◆ Goal ◆
In the entries that follow, how many lines hold the string "text"? Give only that number.

(Collection entries)

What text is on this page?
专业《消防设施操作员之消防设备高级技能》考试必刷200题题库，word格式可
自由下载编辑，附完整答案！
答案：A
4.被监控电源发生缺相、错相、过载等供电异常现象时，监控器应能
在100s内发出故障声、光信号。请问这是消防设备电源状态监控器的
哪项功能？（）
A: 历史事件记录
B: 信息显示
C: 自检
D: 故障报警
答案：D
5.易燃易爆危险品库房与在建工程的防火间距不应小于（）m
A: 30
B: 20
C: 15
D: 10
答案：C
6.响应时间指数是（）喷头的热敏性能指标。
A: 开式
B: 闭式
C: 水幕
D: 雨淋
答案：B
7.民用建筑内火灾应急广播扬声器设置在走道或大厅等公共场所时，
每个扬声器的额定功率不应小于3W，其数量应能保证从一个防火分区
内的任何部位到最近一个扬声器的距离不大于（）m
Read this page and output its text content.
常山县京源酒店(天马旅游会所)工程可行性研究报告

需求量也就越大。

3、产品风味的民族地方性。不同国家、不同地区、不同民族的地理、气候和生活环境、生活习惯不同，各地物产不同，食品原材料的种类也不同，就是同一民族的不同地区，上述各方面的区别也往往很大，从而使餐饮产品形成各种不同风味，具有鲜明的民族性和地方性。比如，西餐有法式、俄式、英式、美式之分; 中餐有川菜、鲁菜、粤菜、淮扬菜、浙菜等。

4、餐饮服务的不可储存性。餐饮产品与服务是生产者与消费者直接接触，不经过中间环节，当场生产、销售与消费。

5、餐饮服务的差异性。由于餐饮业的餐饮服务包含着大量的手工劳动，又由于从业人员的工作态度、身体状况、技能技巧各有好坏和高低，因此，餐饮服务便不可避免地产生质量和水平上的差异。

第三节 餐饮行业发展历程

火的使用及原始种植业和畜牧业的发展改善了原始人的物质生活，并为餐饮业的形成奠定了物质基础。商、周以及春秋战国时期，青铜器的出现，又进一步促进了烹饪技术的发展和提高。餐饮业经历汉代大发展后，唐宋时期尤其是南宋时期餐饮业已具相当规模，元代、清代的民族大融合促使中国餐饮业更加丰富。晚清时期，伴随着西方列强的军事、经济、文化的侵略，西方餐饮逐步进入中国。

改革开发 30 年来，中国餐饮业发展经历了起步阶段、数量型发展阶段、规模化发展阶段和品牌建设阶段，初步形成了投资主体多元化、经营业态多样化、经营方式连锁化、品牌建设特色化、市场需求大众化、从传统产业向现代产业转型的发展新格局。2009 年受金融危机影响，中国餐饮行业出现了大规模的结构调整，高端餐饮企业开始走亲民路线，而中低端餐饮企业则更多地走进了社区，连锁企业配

◆ Task response ◆
2